* Begin Information provided *

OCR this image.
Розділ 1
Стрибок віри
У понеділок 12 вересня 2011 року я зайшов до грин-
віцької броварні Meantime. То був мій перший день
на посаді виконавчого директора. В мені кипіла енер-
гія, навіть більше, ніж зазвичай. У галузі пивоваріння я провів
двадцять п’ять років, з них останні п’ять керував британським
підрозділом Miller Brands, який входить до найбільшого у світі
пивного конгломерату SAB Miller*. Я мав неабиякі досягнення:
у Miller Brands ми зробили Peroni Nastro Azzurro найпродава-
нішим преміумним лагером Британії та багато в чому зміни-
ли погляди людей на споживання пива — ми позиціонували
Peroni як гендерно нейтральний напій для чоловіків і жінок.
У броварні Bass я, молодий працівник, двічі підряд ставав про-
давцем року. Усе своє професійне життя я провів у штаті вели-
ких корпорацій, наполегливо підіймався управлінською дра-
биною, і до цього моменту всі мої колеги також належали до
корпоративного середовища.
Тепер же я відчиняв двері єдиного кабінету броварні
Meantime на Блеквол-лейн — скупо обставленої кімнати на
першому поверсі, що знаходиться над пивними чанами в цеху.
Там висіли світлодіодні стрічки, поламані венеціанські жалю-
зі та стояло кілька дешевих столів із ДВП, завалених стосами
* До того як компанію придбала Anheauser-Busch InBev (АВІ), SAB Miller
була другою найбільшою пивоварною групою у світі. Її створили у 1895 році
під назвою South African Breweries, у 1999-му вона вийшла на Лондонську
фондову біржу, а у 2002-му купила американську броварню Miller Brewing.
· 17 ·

* End Information provided *

*Exercise instructions*. Reproduce every entry shown above, precisely as it stands.

*Correct result*.
OCR this image.
Розділ 1
Стрибок віри
У понеділок 12 вересня 2011 року я зайшов до грин-
віцької броварні Meantime. То був мій перший день
на посаді виконавчого директора. В мені кипіла енер-
гія, навіть більше, ніж зазвичай. У галузі пивоваріння я провів
двадцять п’ять років, з них останні п’ять керував британським
підрозділом Miller Brands, який входить до найбільшого у світі
пивного конгломерату SAB Miller*. Я мав неабиякі досягнення:
у Miller Brands ми зробили Peroni Nastro Azzurro найпродава-
нішим преміумним лагером Британії та багато в чому зміни-
ли погляди людей на споживання пива — ми позиціонували
Peroni як гендерно нейтральний напій для чоловіків і жінок.
У броварні Bass я, молодий працівник, двічі підряд ставав про-
давцем року. Усе своє професійне життя я провів у штаті вели-
ких корпорацій, наполегливо підіймався управлінською дра-
биною, і до цього моменту всі мої колеги також належали до
корпоративного середовища.
Тепер же я відчиняв двері єдиного кабінету броварні
Meantime на Блеквол-лейн — скупо обставленої кімнати на
першому поверсі, що знаходиться над пивними чанами в цеху.
Там висіли світлодіодні стрічки, поламані венеціанські жалю-
зі та стояло кілька дешевих столів із ДВП, завалених стосами
* До того як компанію придбала Anheauser-Busch InBev (АВІ), SAB Miller
була другою найбільшою пивоварною групою у світі. Її створили у 1895 році
під назвою South African Breweries, у 1999-му вона вийшла на Лондонську
фондову біржу, а у 2002-му купила американську броварню Miller Brewing.
· 17 ·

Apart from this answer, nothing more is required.